→ **Exercise prompt**
Restate all of the records below exactly. Do not carry over any image.

** Information shown follows **

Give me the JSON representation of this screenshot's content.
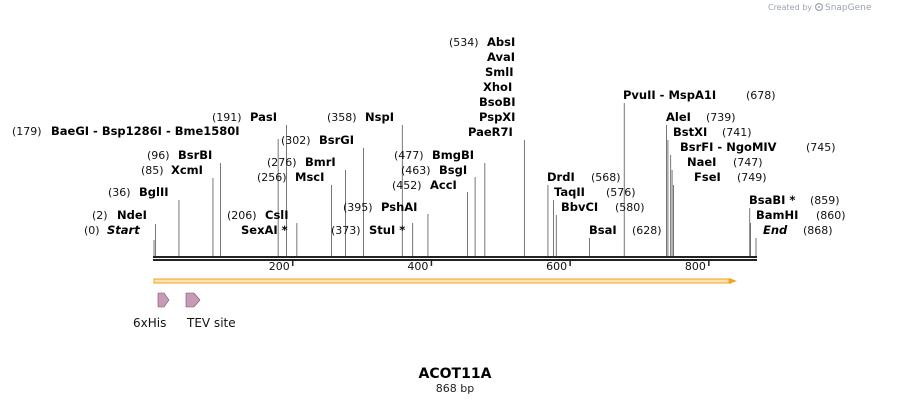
{
  "credit": {
    "prefix": "Created by",
    "brand": "SnapGene"
  },
  "map": {
    "name": "ACOT11A",
    "length_label": "868 bp",
    "length_bp": 868,
    "ruler_ticks": [
      200,
      400,
      600,
      800
    ],
    "colors": {
      "orf": "#f4a21c",
      "orf_fill": "#fbe3b4",
      "feature": "#c79ab5",
      "ruler": "#222222"
    }
  },
  "enzymes": [
    {
      "name": "Start",
      "pos": "(0)",
      "bp": 0,
      "italic": true
    },
    {
      "name": "NdeI",
      "pos": "(2)",
      "bp": 2
    },
    {
      "name": "BglII",
      "pos": "(36)",
      "bp": 36
    },
    {
      "name": "XcmI",
      "pos": "(85)",
      "bp": 85
    },
    {
      "name": "BsrBI",
      "pos": "(96)",
      "bp": 96
    },
    {
      "name": "BaeGI  -  Bsp1286I  -  Bme1580I",
      "pos": "(179)",
      "bp": 179
    },
    {
      "name": "PasI",
      "pos": "(191)",
      "bp": 191
    },
    {
      "name": "CslI",
      "pos": "(206)",
      "bp": 206
    },
    {
      "name": "SexAI *",
      "pos": "",
      "bp": 206
    },
    {
      "name": "MscI",
      "pos": "(256)",
      "bp": 256
    },
    {
      "name": "BmrI",
      "pos": "(276)",
      "bp": 276
    },
    {
      "name": "BsrGI",
      "pos": "(302)",
      "bp": 302
    },
    {
      "name": "NspI",
      "pos": "(358)",
      "bp": 358
    },
    {
      "name": "StuI *",
      "pos": "(373)",
      "bp": 373
    },
    {
      "name": "PshAI",
      "pos": "(395)",
      "bp": 395
    },
    {
      "name": "AccI",
      "pos": "(452)",
      "bp": 452
    },
    {
      "name": "BsgI",
      "pos": "(463)",
      "bp": 463
    },
    {
      "name": "BmgBI",
      "pos": "(477)",
      "bp": 477
    },
    {
      "name": "AbsI",
      "pos": "(534)",
      "bp": 534
    },
    {
      "name": "AvaI",
      "pos": "",
      "bp": 534
    },
    {
      "name": "SmlI",
      "pos": "",
      "bp": 534
    },
    {
      "name": "XhoI",
      "pos": "",
      "bp": 534
    },
    {
      "name": "BsoBI",
      "pos": "",
      "bp": 534
    },
    {
      "name": "PspXI",
      "pos": "",
      "bp": 534
    },
    {
      "name": "PaeR7I",
      "pos": "",
      "bp": 534
    },
    {
      "name": "DrdI",
      "pos": "(568)",
      "bp": 568
    },
    {
      "name": "TaqII",
      "pos": "(576)",
      "bp": 576
    },
    {
      "name": "BbvCI",
      "pos": "(580)",
      "bp": 580
    },
    {
      "name": "BsaI",
      "pos": "(628)",
      "bp": 628
    },
    {
      "name": "PvuII  -  MspA1I",
      "pos": "(678)",
      "bp": 678
    },
    {
      "name": "AleI",
      "pos": "(739)",
      "bp": 739
    },
    {
      "name": "BstXI",
      "pos": "(741)",
      "bp": 741
    },
    {
      "name": "BsrFI  -  NgoMIV",
      "pos": "(745)",
      "bp": 745
    },
    {
      "name": "NaeI",
      "pos": "(747)",
      "bp": 747
    },
    {
      "name": "FseI",
      "pos": "(749)",
      "bp": 749
    },
    {
      "name": "BsaBI *",
      "pos": "(859)",
      "bp": 859
    },
    {
      "name": "BamHI",
      "pos": "(860)",
      "bp": 860
    },
    {
      "name": "End",
      "pos": "(868)",
      "bp": 868,
      "italic": true
    }
  ],
  "features": [
    {
      "name": "6xHis"
    },
    {
      "name": "TEV site"
    }
  ]
}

** End of Information shown **

→ **Expected answer**
Give me the JSON representation of this screenshot's content.
{
  "credit": {
    "prefix": "Created by",
    "brand": "SnapGene"
  },
  "map": {
    "name": "ACOT11A",
    "length_label": "868 bp",
    "length_bp": 868,
    "ruler_ticks": [
      200,
      400,
      600,
      800
    ],
    "colors": {
      "orf": "#f4a21c",
      "orf_fill": "#fbe3b4",
      "feature": "#c79ab5",
      "ruler": "#222222"
    }
  },
  "enzymes": [
    {
      "name": "Start",
      "pos": "(0)",
      "bp": 0,
      "italic": true
    },
    {
      "name": "NdeI",
      "pos": "(2)",
      "bp": 2
    },
    {
      "name": "BglII",
      "pos": "(36)",
      "bp": 36
    },
    {
      "name": "XcmI",
      "pos": "(85)",
      "bp": 85
    },
    {
      "name": "BsrBI",
      "pos": "(96)",
      "bp": 96
    },
    {
      "name": "BaeGI  -  Bsp1286I  -  Bme1580I",
      "pos": "(179)",
      "bp": 179
    },
    {
      "name": "PasI",
      "pos": "(191)",
      "bp": 191
    },
    {
      "name": "CslI",
      "pos": "(206)",
      "bp": 206
    },
    {
      "name": "SexAI *",
      "pos": "",
      "bp": 206
    },
    {
      "name": "MscI",
      "pos": "(256)",
      "bp": 256
    },
    {
      "name": "BmrI",
      "pos": "(276)",
      "bp": 276
    },
    {
      "name": "BsrGI",
      "pos": "(302)",
      "bp": 302
    },
    {
      "name": "NspI",
      "pos": "(358)",
      "bp": 358
    },
    {
      "name": "StuI *",
      "pos": "(373)",
      "bp": 373
    },
    {
      "name": "PshAI",
      "pos": "(395)",
      "bp": 395
    },
    {
      "name": "AccI",
      "pos": "(452)",
      "bp": 452
    },
    {
      "name": "BsgI",
      "pos": "(463)",
      "bp": 463
    },
    {
      "name": "BmgBI",
      "pos": "(477)",
      "bp": 477
    },
    {
      "name": "AbsI",
      "pos": "(534)",
      "bp": 534
    },
    {
      "name": "AvaI",
      "pos": "",
      "bp": 534
    },
    {
      "name": "SmlI",
      "pos": "",
      "bp": 534
    },
    {
      "name": "XhoI",
      "pos": "",
      "bp": 534
    },
    {
      "name": "BsoBI",
      "pos": "",
      "bp": 534
    },
    {
      "name": "PspXI",
      "pos": "",
      "bp": 534
    },
    {
      "name": "PaeR7I",
      "pos": "",
      "bp": 534
    },
    {
      "name": "DrdI",
      "pos": "(568)",
      "bp": 568
    },
    {
      "name": "TaqII",
      "pos": "(576)",
      "bp": 576
    },
    {
      "name": "BbvCI",
      "pos": "(580)",
      "bp": 580
    },
    {
      "name": "BsaI",
      "pos": "(628)",
      "bp": 628
    },
    {
      "name": "PvuII  -  MspA1I",
      "pos": "(678)",
      "bp": 678
    },
    {
      "name": "AleI",
      "pos": "(739)",
      "bp": 739
    },
    {
      "name": "BstXI",
      "pos": "(741)",
      "bp": 741
    },
    {
      "name": "BsrFI  -  NgoMIV",
      "pos": "(745)",
      "bp": 745
    },
    {
      "name": "NaeI",
      "pos": "(747)",
      "bp": 747
    },
    {
      "name": "FseI",
      "pos": "(749)",
      "bp": 749
    },
    {
      "name": "BsaBI *",
      "pos": "(859)",
      "bp": 859
    },
    {
      "name": "BamHI",
      "pos": "(860)",
      "bp": 860
    },
    {
      "name": "End",
      "pos": "(868)",
      "bp": 868,
      "italic": true
    }
  ],
  "features": [
    {
      "name": "6xHis"
    },
    {
      "name": "TEV site"
    }
  ]
}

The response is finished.